- Data section
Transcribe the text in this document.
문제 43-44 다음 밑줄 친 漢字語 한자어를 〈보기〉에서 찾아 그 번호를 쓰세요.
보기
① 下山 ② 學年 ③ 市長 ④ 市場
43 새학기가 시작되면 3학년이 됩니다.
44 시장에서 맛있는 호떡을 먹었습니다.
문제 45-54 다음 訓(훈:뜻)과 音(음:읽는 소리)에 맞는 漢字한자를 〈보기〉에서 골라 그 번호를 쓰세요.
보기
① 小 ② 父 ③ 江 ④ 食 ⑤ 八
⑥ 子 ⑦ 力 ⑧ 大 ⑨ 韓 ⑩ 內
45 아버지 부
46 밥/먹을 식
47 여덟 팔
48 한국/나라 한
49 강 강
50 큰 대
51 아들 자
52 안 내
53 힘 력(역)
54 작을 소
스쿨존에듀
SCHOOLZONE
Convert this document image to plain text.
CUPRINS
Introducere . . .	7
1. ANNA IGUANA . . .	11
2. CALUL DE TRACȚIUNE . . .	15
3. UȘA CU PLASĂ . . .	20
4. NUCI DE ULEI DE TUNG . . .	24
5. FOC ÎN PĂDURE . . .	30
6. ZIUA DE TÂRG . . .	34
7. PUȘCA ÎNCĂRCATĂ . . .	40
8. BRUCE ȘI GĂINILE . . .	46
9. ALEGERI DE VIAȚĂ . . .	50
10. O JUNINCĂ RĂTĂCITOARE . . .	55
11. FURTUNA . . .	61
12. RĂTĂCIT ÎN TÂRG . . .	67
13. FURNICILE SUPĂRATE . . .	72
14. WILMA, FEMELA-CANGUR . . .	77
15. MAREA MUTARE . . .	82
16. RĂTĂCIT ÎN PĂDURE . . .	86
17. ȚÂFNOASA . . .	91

- Goal of the exercise
Retype the whole listing, matching it exactly.

- Task solution
Transcribe the text in this document.
문제 43-44 다음 밑줄 친 漢字語 한자어를 〈보기〉에서 찾아 그 번호를 쓰세요.
보기
① 下山 ② 學年 ③ 市長 ④ 市場
43 새학기가 시작되면 3학년이 됩니다.
44 시장에서 맛있는 호떡을 먹었습니다.
문제 45-54 다음 訓(훈:뜻)과 音(음:읽는 소리)에 맞는 漢字한자를 〈보기〉에서 골라 그 번호를 쓰세요.
보기
① 小 ② 父 ③ 江 ④ 食 ⑤ 八
⑥ 子 ⑦ 力 ⑧ 大 ⑨ 韓 ⑩ 內
45 아버지 부
46 밥/먹을 식
47 여덟 팔
48 한국/나라 한
49 강 강
50 큰 대
51 아들 자
52 안 내
53 힘 력(역)
54 작을 소
스쿨존에듀
SCHOOLZONE
Convert this document image to plain text.
CUPRINS
Introducere . . .	7
1. ANNA IGUANA . . .	11
2. CALUL DE TRACȚIUNE . . .	15
3. UȘA CU PLASĂ . . .	20
4. NUCI DE ULEI DE TUNG . . .	24
5. FOC ÎN PĂDURE . . .	30
6. ZIUA DE TÂRG . . .	34
7. PUȘCA ÎNCĂRCATĂ . . .	40
8. BRUCE ȘI GĂINILE . . .	46
9. ALEGERI DE VIAȚĂ . . .	50
10. O JUNINCĂ RĂTĂCITOARE . . .	55
11. FURTUNA . . .	61
12. RĂTĂCIT ÎN TÂRG . . .	67
13. FURNICILE SUPĂRATE . . .	72
14. WILMA, FEMELA-CANGUR . . .	77
15. MAREA MUTARE . . .	82
16. RĂTĂCIT ÎN PĂDURE . . .	86
17. ȚÂFNOASA . . .	91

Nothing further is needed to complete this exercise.